┌─ Reading passage

- Born: July 1954 (age 72) Brooklyn, New York, U.S.
- Other name: Juan Sanchez
- Education: Cooper Union, Rutgers University
- Occupations: artist, educator

= Juan Sanchez (artist) =

American painter (born 1954)

Juan Sánchez, also Juan Sanchez (born July 1954) is an American artist and educator. He is an important Nuyorican cultural figure to emerge in the second half of the 20th century. His works include photography, paintings and mixed media works.

== Biography ==
Juan Sánchez was born in July 1954 in Brooklyn, New York. His parents are from Puerto Rico. Juan Sánchez earned his Bachelor of Fine Arts at Cooper Union in New York in 1977 and his Master of Fine Arts at Rutgers University's Mason Gross School of the Arts in 1980.

He is part of a generation of artists—such as Coco Fusco, Guillermo Gómez-Peña, Pepón Osorio and Papo Colo—who in the 1980s to 1990s explored questions of ethnic, racial and national identity in their work, be it through painting, video, performance or installation. Sánchez specifically became known for producing brightly hued mixed media canvases that addressed issues of Puerto Rican life in the U.S. and on the island. Of his work, critic Lucy Lippard once wrote: "it teaches us new ways of seeing what surrounds us."

Sanchez combines painting and photography with other media clippings and found objects to confront America's political policies and social practices concerning his parents' homeland of Puerto Rico. Sanchez often specifically addresses Puerto Rico's battle for independence and the numerous obstacles facing disadvantaged Puerto Ricans in America.

Sánchez is a professor of painting, photography and combined media at Hunter College in New York City.

His pieces are held in the collection of the Museum of Modern Art, the Metropolitan Museum of Art and the Whitney Museum of American Art, among others.

Sanchez's work was included in the 2025 exhibition Photography and the Black Arts Movement, 1955–1985 at the National Gallery of Art.

└─
┌─ Input for this task

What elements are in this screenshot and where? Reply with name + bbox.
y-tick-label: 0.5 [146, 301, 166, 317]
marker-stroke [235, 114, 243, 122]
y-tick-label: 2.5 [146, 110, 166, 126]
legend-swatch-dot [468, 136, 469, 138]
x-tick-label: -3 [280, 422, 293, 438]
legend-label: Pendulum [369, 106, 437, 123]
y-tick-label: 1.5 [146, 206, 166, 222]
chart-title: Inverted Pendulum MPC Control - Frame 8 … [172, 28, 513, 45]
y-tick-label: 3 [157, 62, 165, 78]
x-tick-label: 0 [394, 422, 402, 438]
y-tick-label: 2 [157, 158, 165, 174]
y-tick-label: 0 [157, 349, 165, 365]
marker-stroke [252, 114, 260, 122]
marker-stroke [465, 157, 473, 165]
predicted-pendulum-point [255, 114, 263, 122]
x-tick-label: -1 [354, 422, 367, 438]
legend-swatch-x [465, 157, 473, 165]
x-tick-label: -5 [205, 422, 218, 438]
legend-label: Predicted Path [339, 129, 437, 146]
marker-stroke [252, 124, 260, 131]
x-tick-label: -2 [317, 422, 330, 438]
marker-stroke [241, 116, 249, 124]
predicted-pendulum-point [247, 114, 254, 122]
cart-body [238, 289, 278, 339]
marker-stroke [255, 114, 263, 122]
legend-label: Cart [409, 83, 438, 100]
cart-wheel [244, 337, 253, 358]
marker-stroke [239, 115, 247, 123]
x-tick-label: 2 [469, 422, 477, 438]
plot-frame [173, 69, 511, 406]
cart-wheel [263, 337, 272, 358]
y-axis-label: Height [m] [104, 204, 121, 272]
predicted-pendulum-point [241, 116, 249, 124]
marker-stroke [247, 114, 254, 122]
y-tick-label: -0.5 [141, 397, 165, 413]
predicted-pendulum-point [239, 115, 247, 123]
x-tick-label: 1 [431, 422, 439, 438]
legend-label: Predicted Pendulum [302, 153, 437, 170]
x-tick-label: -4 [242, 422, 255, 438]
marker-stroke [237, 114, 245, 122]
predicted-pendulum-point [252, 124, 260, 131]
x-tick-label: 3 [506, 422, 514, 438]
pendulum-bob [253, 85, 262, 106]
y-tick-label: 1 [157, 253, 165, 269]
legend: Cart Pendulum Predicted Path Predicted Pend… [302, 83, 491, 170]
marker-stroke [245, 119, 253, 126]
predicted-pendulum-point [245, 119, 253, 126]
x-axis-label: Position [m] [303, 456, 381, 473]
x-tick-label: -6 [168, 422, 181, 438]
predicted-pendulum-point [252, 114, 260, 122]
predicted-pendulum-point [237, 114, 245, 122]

└─

» Directive 1
According to the Juan Sánchez biography, where does Sánchez work as a professor of painting, photography and combined media?
» Directive 2
Reproduce the records, everything from their first line down to the line containing "legend-label: Predicted Path", both ends included.

» Answer 1
At Hunter College in New York City.

» Answer 2
What elements are in this screenshot and where? Reply with name + bbox.
y-tick-label: 0.5 [146, 301, 166, 317]
marker-stroke [235, 114, 243, 122]
y-tick-label: 2.5 [146, 110, 166, 126]
legend-swatch-dot [468, 136, 469, 138]
x-tick-label: -3 [280, 422, 293, 438]
legend-label: Pendulum [369, 106, 437, 123]
y-tick-label: 1.5 [146, 206, 166, 222]
chart-title: Inverted Pendulum MPC Control - Frame 8 … [172, 28, 513, 45]
y-tick-label: 3 [157, 62, 165, 78]
x-tick-label: 0 [394, 422, 402, 438]
y-tick-label: 2 [157, 158, 165, 174]
y-tick-label: 0 [157, 349, 165, 365]
marker-stroke [252, 114, 260, 122]
marker-stroke [465, 157, 473, 165]
predicted-pendulum-point [255, 114, 263, 122]
x-tick-label: -1 [354, 422, 367, 438]
legend-swatch-x [465, 157, 473, 165]
x-tick-label: -5 [205, 422, 218, 438]
legend-label: Predicted Path [339, 129, 437, 146]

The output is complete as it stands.